● Given problem A: In the forum thread on Cyphal/UDP, reproduce the passage starting with "If we were to" and going on through "domain-ID of zero.", substituting "future compatibility" for "forward compatibility".

[Cyphal/UDP] Architectural issues caused by the dependency between the node's IP address and its identity

pavel.kirienko · November 19, 2022, 3:25pm

scottdixon:

I’m having to think carefully about this. On the one hand, most high-assurance systems require “end-to-end integrity checking” which often leads to every layer in a network stack adding a checksum before handing off to the next layer. This ensures that errors introduced after serialization but before transmission are caught. That said, if you are on an embedded system with lockstep CPUs and ECC RAM the expectation is your program and network stack are inherently robust against data corruption. The one weakness would be if the message was moved into non-ECC hardware buffers before the Ethernet checksum was calculated (e.g. perhaps a stack copies a message into DMA before the Ethernet header is added? Not sure). Perhaps the strategy should be to reserve enough space for such a checksum but not call out the checksum just yet?

The argument for the checksum does sound convincing but I wonder if we could repurpose the Transfer CRC for this. At the moment, the Transfer CRC only applies to multi-frame transfer payloads. Should we explore the possibility of modifying the Transfer CRC such that:

It is provided for all transfers, not only multi-frame.
Optionally, it covers the headers of all involved frames as well. This option will complicate its computation though.

The downside of this approach is that the validity of received frames will not be possible to ascertain until the entire transfer is reassembled. Are we aware of any specific failure modes this approach might reveal?

If we were to adopt the dedicated header CRC as you described, I presume that we will want to modify the Transfer CRC such that it applies to single-frame transfers regardless, do you agree?

pavel.kirienko · November 19, 2022, 3:43pm

I think this should be “zero on transmit, discard on recept unless zero”. This should enhance forward compatibility, making all nodes unaware of domain-IDs (subnet-IDs) confined to the domain-ID of zero.

Let us please rename it as reserved, transmit 1/ignore. I still don’t understand what you are trying to achieve here and I presume we don’t want to digress to this topic now.

The tentative checksum field — or the space reserved for it — should probably be located at the very end of the header.

The octets are misnumbered on the diagram at offset 86, it should be 88. All following offsets are also incorrect.

● Given problem B: Output the rows of the record block exactly, starting with the first row and going on through the line with "column-separator: ¦ (236, 204, 246, 222)", both ends included.

● Dataset:
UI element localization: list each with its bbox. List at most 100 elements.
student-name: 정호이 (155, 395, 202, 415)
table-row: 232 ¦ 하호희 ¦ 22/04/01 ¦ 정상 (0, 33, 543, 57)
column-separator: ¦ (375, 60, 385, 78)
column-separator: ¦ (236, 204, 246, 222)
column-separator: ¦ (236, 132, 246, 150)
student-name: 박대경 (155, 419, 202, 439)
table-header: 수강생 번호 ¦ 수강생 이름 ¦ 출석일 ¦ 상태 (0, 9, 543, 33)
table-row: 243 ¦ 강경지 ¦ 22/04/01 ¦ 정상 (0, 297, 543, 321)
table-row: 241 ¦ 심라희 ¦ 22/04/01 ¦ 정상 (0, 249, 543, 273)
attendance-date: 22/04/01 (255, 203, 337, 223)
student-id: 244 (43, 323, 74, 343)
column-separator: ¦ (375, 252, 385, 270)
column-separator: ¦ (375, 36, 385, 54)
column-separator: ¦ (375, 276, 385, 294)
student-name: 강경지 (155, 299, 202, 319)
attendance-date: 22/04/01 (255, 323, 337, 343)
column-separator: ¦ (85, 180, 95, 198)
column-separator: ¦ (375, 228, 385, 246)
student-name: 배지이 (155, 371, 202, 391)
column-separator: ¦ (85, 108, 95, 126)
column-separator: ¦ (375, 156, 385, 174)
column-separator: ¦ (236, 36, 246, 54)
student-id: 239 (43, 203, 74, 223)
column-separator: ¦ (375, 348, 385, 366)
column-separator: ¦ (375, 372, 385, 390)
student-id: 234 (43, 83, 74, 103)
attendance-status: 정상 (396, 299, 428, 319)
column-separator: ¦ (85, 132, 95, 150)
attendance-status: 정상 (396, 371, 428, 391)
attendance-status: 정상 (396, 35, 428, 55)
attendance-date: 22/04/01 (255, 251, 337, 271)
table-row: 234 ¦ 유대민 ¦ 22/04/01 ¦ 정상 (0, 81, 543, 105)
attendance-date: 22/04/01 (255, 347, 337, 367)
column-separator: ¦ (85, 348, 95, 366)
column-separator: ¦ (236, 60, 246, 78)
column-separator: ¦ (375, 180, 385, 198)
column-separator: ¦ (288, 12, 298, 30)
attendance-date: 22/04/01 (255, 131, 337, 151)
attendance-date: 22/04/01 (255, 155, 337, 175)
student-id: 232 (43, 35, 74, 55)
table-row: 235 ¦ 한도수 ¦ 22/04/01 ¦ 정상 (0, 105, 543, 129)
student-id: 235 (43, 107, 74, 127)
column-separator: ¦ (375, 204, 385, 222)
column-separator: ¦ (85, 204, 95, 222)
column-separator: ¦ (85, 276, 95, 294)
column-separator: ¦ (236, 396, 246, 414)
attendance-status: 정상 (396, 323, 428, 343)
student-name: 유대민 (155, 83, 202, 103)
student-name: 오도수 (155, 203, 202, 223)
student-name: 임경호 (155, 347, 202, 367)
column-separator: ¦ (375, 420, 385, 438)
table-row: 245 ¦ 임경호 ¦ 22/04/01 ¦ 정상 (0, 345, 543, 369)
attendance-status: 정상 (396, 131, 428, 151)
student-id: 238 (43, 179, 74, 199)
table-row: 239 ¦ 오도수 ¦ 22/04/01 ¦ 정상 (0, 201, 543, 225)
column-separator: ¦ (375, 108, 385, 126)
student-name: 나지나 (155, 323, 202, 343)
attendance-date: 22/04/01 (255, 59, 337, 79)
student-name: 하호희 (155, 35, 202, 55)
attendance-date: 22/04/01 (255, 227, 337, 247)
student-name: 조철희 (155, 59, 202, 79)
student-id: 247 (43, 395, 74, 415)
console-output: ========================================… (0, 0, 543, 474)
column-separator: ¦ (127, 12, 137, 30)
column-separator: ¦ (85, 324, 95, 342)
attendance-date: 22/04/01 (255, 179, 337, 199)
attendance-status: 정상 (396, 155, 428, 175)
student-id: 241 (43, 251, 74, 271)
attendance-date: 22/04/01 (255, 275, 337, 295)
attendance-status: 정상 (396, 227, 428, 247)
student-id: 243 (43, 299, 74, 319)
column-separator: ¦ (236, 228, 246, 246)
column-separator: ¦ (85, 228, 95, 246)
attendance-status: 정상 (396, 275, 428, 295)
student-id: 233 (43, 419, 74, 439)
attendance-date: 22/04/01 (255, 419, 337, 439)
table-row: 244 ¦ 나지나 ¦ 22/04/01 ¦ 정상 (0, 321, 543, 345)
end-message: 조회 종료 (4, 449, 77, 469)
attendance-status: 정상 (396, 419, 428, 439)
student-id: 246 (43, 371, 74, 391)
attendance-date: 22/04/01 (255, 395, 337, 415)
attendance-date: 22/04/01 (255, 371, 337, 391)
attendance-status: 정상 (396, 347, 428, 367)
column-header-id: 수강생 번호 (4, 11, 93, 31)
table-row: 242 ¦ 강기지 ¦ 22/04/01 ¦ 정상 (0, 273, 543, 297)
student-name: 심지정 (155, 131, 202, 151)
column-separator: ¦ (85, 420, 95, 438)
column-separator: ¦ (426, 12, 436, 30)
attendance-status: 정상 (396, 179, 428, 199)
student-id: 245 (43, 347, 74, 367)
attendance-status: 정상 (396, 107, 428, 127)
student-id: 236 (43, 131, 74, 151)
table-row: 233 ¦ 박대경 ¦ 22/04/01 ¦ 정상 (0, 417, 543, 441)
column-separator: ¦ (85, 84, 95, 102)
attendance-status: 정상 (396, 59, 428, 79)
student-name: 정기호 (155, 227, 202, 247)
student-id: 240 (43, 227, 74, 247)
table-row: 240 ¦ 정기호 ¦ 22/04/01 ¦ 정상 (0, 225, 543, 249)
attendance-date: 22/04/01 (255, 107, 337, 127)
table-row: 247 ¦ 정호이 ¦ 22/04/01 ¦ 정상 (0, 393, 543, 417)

● Worked solution A:
If we were to adopt the dedicated header CRC as you described, I presume that we will want to modify the Transfer CRC such that it applies to single-frame transfers regardless, do you agree?

pavel.kirienko · November 19, 2022, 3:43pm

I think this should be “zero on transmit, discard on recept unless zero”. This should enhance future compatibility, making all nodes unaware of domain-IDs (subnet-IDs) confined to the domain-ID of zero.

● Worked solution B:
UI element localization: list each with its bbox. List at most 100 elements.
student-name: 정호이 (155, 395, 202, 415)
table-row: 232 ¦ 하호희 ¦ 22/04/01 ¦ 정상 (0, 33, 543, 57)
column-separator: ¦ (375, 60, 385, 78)
column-separator: ¦ (236, 204, 246, 222)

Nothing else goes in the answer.